%%
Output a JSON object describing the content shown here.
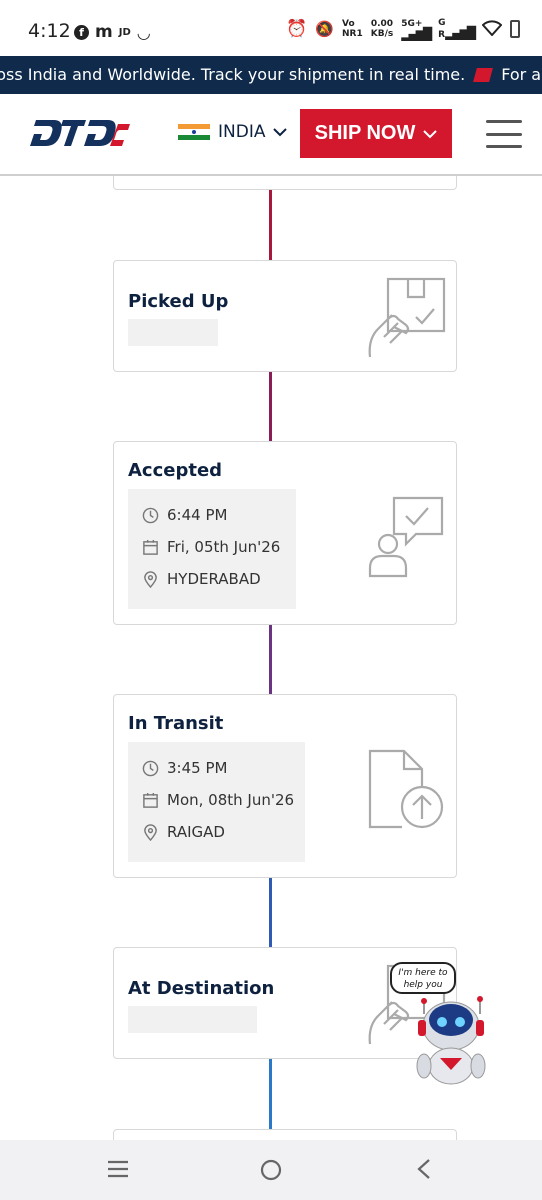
{
  "status_bar": {
    "time": "4:12",
    "left_icons": [
      "facebook-icon",
      "m-icon",
      "JD",
      "smile-icon"
    ],
    "network_lines": [
      "Vo",
      "NR1"
    ],
    "speed": "0.00",
    "speed_unit": "KB/s",
    "net_5g": "5G+",
    "net_g": "G",
    "net_r": "R"
  },
  "ticker": {
    "text": "ross India and Worldwide. Track your shipment in real time.",
    "text2": "For any c"
  },
  "header": {
    "logo_text": "DTDC",
    "country": "INDIA",
    "ship_now": "SHIP NOW"
  },
  "timeline": [
    {
      "title": "Picked Up",
      "icon": "hand-package-icon",
      "details": null
    },
    {
      "title": "Accepted",
      "icon": "person-check-chat-icon",
      "details": {
        "time": "6:44 PM",
        "date": "Fri, 05th Jun'26",
        "location": "HYDERABAD"
      }
    },
    {
      "title": "In Transit",
      "icon": "document-upload-icon",
      "details": {
        "time": "3:45 PM",
        "date": "Mon, 08th Jun'26",
        "location": "RAIGAD"
      }
    },
    {
      "title": "At Destination",
      "icon": "hand-package-icon",
      "details": null
    }
  ],
  "chatbot": {
    "bubble": "I'm here to help you"
  },
  "colors": {
    "brand_red": "#d3182d",
    "navy": "#0f2a4a",
    "line_red": "#9b1c4a",
    "line_purple": "#6b2f7c",
    "line_blue": "#2f5fb8"
  }
}
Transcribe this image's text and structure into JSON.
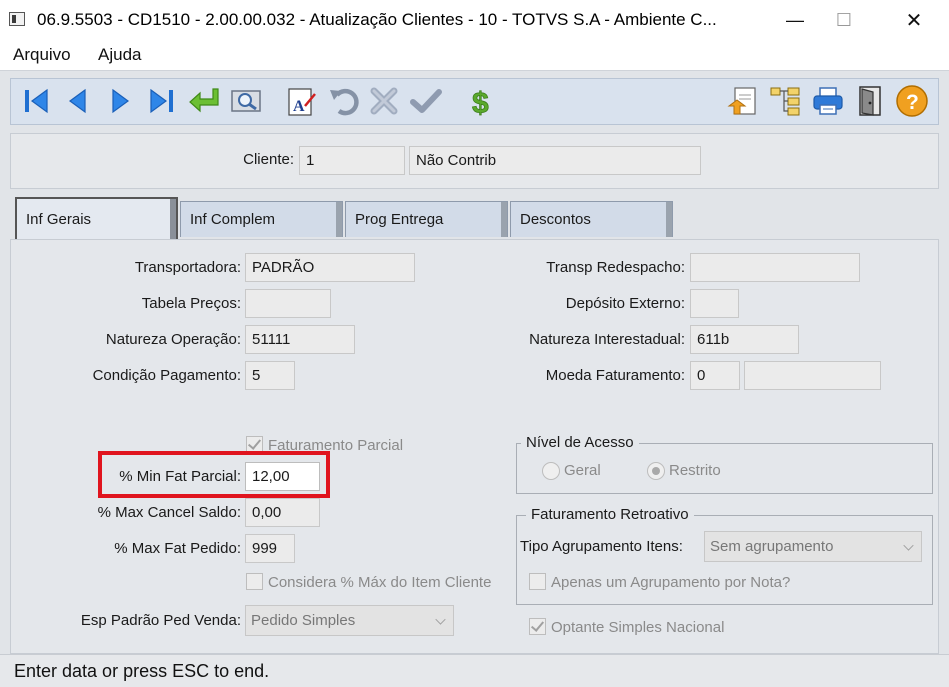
%%
● Work to complete
Set the data above down again exactly as given, with no pictures.

● Response
Output a JSON object describing the content shown here.
{
  "status_bar": {
    "time": "4:12",
    "left_icons": [
      "facebook-icon",
      "m-icon",
      "JD",
      "smile-icon"
    ],
    "network_lines": [
      "Vo",
      "NR1"
    ],
    "speed": "0.00",
    "speed_unit": "KB/s",
    "net_5g": "5G+",
    "net_g": "G",
    "net_r": "R"
  },
  "ticker": {
    "text": "ross India and Worldwide. Track your shipment in real time.",
    "text2": "For any c"
  },
  "header": {
    "logo_text": "DTDC",
    "country": "INDIA",
    "ship_now": "SHIP NOW"
  },
  "timeline": [
    {
      "title": "Picked Up",
      "icon": "hand-package-icon",
      "details": null
    },
    {
      "title": "Accepted",
      "icon": "person-check-chat-icon",
      "details": {
        "time": "6:44 PM",
        "date": "Fri, 05th Jun'26",
        "location": "HYDERABAD"
      }
    },
    {
      "title": "In Transit",
      "icon": "document-upload-icon",
      "details": {
        "time": "3:45 PM",
        "date": "Mon, 08th Jun'26",
        "location": "RAIGAD"
      }
    },
    {
      "title": "At Destination",
      "icon": "hand-package-icon",
      "details": null
    }
  ],
  "chatbot": {
    "bubble": "I'm here to help you"
  },
  "colors": {
    "brand_red": "#d3182d",
    "navy": "#0f2a4a",
    "line_red": "#9b1c4a",
    "line_purple": "#6b2f7c",
    "line_blue": "#2f5fb8"
  }
}
Transcribe this image's text and structure into JSON.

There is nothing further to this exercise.